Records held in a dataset
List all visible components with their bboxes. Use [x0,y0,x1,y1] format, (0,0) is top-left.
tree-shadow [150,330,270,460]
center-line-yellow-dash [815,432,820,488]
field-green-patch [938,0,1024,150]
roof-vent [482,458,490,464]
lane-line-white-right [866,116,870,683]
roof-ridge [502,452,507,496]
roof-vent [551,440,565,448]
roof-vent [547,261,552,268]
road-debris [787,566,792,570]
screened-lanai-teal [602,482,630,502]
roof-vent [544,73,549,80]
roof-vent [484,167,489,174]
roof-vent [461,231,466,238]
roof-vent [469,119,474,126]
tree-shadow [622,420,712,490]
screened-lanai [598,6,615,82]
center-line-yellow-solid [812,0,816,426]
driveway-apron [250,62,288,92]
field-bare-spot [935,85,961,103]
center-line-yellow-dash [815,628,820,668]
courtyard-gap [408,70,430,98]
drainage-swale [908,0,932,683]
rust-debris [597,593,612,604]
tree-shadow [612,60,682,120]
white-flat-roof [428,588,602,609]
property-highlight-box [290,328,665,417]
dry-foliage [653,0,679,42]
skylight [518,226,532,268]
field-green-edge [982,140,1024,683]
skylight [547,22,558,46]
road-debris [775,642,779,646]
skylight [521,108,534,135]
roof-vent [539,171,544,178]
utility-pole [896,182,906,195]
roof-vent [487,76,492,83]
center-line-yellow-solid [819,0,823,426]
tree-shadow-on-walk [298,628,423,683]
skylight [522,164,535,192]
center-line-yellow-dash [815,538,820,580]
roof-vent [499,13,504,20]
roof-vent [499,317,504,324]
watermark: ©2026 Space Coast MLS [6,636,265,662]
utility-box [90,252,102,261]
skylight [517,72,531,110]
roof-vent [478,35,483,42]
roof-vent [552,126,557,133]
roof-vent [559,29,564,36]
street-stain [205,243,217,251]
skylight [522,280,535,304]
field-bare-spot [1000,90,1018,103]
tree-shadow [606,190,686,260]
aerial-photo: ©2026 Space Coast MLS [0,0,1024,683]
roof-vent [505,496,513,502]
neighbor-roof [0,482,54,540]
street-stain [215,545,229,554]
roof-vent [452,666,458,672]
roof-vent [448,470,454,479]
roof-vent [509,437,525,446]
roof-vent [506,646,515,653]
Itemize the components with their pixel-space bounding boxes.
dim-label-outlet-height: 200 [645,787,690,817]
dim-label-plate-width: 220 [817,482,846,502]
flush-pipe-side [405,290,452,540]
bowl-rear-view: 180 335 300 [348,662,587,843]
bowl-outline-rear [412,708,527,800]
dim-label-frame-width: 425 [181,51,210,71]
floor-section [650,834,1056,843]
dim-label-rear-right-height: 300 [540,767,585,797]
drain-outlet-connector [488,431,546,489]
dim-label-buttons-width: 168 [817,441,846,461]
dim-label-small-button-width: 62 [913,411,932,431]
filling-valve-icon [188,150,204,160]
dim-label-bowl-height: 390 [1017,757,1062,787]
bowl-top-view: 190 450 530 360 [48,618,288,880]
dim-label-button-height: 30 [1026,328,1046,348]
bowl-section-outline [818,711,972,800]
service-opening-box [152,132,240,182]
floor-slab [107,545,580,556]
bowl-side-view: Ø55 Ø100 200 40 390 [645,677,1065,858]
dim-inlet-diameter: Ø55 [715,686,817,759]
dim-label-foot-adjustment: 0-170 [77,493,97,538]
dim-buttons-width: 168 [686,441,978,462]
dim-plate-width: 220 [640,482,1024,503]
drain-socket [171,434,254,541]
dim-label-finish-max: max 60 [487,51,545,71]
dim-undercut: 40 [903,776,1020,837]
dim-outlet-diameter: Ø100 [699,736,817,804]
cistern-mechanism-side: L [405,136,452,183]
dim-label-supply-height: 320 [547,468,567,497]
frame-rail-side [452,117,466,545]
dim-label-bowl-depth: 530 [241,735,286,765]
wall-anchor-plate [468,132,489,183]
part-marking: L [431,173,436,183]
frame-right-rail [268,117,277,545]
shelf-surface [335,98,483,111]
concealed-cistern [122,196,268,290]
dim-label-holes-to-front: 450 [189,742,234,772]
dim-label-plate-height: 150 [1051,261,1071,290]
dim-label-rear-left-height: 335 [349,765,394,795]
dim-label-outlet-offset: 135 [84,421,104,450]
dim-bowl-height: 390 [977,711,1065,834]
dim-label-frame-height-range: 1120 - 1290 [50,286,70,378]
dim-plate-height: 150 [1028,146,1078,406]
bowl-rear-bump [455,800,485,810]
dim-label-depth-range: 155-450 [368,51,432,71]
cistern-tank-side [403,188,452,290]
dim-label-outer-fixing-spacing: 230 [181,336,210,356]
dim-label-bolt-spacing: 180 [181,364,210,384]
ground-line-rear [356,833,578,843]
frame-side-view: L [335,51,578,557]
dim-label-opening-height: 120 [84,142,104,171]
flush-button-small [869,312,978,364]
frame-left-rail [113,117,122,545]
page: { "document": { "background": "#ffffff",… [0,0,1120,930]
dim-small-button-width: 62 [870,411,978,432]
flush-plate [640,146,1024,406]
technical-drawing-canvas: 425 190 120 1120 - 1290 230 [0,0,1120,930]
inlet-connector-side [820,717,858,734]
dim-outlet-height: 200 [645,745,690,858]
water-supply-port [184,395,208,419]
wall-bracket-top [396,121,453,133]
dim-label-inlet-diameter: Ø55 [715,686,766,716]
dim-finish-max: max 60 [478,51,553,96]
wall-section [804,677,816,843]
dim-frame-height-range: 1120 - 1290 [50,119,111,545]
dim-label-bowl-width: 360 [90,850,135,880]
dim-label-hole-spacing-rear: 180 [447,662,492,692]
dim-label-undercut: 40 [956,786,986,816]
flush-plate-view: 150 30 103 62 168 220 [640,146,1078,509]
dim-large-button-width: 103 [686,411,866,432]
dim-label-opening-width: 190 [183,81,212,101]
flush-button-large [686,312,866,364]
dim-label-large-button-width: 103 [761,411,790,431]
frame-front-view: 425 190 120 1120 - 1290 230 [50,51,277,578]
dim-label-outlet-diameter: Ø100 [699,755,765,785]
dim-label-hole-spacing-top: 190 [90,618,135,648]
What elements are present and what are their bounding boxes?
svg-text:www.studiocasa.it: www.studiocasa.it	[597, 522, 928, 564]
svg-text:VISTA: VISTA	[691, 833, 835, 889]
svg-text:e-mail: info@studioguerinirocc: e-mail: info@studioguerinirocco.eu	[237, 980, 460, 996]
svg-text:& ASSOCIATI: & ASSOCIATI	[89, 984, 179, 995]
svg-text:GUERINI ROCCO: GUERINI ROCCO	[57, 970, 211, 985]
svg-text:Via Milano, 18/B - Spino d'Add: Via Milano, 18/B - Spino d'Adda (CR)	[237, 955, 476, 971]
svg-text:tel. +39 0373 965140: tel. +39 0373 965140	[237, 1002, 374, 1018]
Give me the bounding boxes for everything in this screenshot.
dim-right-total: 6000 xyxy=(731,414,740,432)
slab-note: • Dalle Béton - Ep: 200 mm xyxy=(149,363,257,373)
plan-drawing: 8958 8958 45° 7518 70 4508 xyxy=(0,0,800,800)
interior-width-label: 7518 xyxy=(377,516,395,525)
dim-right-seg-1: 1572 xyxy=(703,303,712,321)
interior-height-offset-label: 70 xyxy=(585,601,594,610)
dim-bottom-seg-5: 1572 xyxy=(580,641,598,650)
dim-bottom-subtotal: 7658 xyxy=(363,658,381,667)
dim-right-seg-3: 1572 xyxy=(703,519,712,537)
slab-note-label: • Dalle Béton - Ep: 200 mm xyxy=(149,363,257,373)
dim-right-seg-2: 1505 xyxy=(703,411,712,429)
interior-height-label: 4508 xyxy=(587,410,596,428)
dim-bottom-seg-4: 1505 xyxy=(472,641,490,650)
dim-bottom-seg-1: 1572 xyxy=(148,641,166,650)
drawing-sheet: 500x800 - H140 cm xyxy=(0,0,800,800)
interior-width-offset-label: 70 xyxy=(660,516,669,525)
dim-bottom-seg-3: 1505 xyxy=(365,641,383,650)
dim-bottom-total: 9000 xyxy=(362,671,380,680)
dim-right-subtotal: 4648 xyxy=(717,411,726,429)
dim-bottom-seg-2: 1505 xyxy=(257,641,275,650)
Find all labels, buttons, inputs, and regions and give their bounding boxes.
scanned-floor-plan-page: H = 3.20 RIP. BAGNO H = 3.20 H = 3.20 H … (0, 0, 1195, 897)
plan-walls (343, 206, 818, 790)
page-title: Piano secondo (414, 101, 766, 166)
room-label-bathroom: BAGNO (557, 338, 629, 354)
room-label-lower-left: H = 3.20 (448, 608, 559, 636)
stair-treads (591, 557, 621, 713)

→ Given instruction
How many lines of the material above contain the string "rail"? Reply with the number alone.

→ Solution for this exercise
3